• [WRITTEN EXERCISE] Print each line exactly as it is given.

--- start of THE INPUT ---

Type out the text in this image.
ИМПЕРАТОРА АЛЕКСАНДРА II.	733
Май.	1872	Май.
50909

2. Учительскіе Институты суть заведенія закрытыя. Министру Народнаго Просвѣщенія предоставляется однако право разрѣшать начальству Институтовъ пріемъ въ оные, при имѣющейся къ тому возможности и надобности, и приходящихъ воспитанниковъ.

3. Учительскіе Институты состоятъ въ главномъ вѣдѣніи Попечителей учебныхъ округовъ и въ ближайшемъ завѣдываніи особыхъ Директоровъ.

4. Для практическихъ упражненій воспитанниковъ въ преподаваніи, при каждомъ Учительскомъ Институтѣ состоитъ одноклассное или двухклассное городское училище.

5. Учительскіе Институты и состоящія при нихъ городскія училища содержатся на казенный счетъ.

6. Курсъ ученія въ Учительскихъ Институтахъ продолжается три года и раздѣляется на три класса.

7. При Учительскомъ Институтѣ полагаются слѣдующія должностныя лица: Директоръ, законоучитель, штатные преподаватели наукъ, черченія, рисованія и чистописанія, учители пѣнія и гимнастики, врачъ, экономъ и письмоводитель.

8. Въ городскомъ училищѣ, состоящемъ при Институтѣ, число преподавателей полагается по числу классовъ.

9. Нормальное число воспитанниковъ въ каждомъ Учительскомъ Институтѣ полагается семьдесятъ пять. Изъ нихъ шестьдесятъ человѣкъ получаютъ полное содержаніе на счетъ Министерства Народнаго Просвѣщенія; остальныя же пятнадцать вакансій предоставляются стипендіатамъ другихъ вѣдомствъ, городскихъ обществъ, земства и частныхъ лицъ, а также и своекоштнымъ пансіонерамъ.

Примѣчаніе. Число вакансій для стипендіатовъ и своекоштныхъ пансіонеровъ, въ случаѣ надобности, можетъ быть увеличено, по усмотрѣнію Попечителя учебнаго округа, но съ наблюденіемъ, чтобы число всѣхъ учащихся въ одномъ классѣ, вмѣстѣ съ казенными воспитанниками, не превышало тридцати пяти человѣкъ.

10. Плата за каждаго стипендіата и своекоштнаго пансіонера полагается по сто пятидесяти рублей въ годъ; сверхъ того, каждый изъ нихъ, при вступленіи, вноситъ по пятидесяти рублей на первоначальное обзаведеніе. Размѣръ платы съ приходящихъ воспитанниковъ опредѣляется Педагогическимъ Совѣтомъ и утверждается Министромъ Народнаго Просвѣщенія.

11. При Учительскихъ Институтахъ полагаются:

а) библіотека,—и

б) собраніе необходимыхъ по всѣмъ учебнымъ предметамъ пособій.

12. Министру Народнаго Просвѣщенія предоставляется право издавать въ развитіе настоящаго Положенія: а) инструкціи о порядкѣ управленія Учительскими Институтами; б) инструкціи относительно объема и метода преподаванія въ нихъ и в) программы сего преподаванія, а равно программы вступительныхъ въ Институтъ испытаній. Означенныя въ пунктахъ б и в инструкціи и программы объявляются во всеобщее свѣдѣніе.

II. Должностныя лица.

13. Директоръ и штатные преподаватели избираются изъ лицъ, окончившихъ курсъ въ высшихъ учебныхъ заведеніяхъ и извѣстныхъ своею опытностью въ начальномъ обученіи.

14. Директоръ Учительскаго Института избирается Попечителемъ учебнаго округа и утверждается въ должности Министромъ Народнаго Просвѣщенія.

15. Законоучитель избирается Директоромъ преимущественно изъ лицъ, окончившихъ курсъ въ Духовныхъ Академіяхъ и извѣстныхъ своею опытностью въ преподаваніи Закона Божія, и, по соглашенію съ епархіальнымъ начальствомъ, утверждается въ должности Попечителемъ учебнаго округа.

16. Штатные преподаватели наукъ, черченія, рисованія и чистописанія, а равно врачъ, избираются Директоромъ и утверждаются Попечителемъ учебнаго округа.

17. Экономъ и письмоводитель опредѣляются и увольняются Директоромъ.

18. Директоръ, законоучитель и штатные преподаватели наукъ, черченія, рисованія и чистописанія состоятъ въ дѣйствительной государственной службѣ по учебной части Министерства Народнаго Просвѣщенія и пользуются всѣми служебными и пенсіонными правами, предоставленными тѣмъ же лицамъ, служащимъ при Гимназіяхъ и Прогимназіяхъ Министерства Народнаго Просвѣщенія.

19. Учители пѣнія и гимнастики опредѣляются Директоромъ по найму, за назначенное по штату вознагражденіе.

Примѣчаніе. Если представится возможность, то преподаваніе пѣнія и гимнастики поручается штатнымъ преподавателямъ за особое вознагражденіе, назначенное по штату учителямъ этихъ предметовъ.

--- end of THE INPUT ---

• [REPLY]
Type out the text in this image.
ИМПЕРАТОРА АЛЕКСАНДРА II.	733
Май.	1872	Май.
50909

2. Учительскіе Институты суть заведенія закрытыя. Министру Народнаго Просвѣщенія предоставляется однако право разрѣшать начальству Институтовъ пріемъ въ оные, при имѣющейся къ тому возможности и надобности, и приходящихъ воспитанниковъ.

3. Учительскіе Институты состоятъ въ главномъ вѣдѣніи Попечителей учебныхъ округовъ и въ ближайшемъ завѣдываніи особыхъ Директоровъ.

4. Для практическихъ упражненій воспитанниковъ въ преподаваніи, при каждомъ Учительскомъ Институтѣ состоитъ одноклассное или двухклассное городское училище.

5. Учительскіе Институты и состоящія при нихъ городскія училища содержатся на казенный счетъ.

6. Курсъ ученія въ Учительскихъ Институтахъ продолжается три года и раздѣляется на три класса.

7. При Учительскомъ Институтѣ полагаются слѣдующія должностныя лица: Директоръ, законоучитель, штатные преподаватели наукъ, черченія, рисованія и чистописанія, учители пѣнія и гимнастики, врачъ, экономъ и письмоводитель.

8. Въ городскомъ училищѣ, состоящемъ при Институтѣ, число преподавателей полагается по числу классовъ.

9. Нормальное число воспитанниковъ въ каждомъ Учительскомъ Институтѣ полагается семьдесятъ пять. Изъ нихъ шестьдесятъ человѣкъ получаютъ полное содержаніе на счетъ Министерства Народнаго Просвѣщенія; остальныя же пятнадцать вакансій предоставляются стипендіатамъ другихъ вѣдомствъ, городскихъ обществъ, земства и частныхъ лицъ, а также и своекоштнымъ пансіонерамъ.

Примѣчаніе. Число вакансій для стипендіатовъ и своекоштныхъ пансіонеровъ, въ случаѣ надобности, можетъ быть увеличено, по усмотрѣнію Попечителя учебнаго округа, но съ наблюденіемъ, чтобы число всѣхъ учащихся въ одномъ классѣ, вмѣстѣ съ казенными воспитанниками, не превышало тридцати пяти человѣкъ.

10. Плата за каждаго стипендіата и своекоштнаго пансіонера полагается по сто пятидесяти рублей въ годъ; сверхъ того, каждый изъ нихъ, при вступленіи, вноситъ по пятидесяти рублей на первоначальное обзаведеніе. Размѣръ платы съ приходящихъ воспитанниковъ опредѣляется Педагогическимъ Совѣтомъ и утверждается Министромъ Народнаго Просвѣщенія.

11. При Учительскихъ Институтахъ полагаются:

а) библіотека,—и

б) собраніе необходимыхъ по всѣмъ учебнымъ предметамъ пособій.

12. Министру Народнаго Просвѣщенія предоставляется право издавать въ развитіе настоящаго Положенія: а) инструкціи о порядкѣ управленія Учительскими Институтами; б) инструкціи относительно объема и метода преподаванія въ нихъ и в) программы сего преподаванія, а равно программы вступительныхъ въ Институтъ испытаній. Означенныя въ пунктахъ б и в инструкціи и программы объявляются во всеобщее свѣдѣніе.

II. Должностныя лица.

13. Директоръ и штатные преподаватели избираются изъ лицъ, окончившихъ курсъ въ высшихъ учебныхъ заведеніяхъ и извѣстныхъ своею опытностью въ начальномъ обученіи.

14. Директоръ Учительскаго Института избирается Попечителемъ учебнаго округа и утверждается въ должности Министромъ Народнаго Просвѣщенія.

15. Законоучитель избирается Директоромъ преимущественно изъ лицъ, окончившихъ курсъ въ Духовныхъ Академіяхъ и извѣстныхъ своею опытностью въ преподаваніи Закона Божія, и, по соглашенію съ епархіальнымъ начальствомъ, утверждается въ должности Попечителемъ учебнаго округа.

16. Штатные преподаватели наукъ, черченія, рисованія и чистописанія, а равно врачъ, избираются Директоромъ и утверждаются Попечителемъ учебнаго округа.

17. Экономъ и письмоводитель опредѣляются и увольняются Директоромъ.

18. Директоръ, законоучитель и штатные преподаватели наукъ, черченія, рисованія и чистописанія состоятъ въ дѣйствительной государственной службѣ по учебной части Министерства Народнаго Просвѣщенія и пользуются всѣми служебными и пенсіонными правами, предоставленными тѣмъ же лицамъ, служащимъ при Гимназіяхъ и Прогимназіяхъ Министерства Народнаго Просвѣщенія.

19. Учители пѣнія и гимнастики опредѣляются Директоромъ по найму, за назначенное по штату вознагражденіе.

Примѣчаніе. Если представится возможность, то преподаваніе пѣнія и гимнастики поручается штатнымъ преподавателямъ за особое вознагражденіе, назначенное по штату учителямъ этихъ предметовъ.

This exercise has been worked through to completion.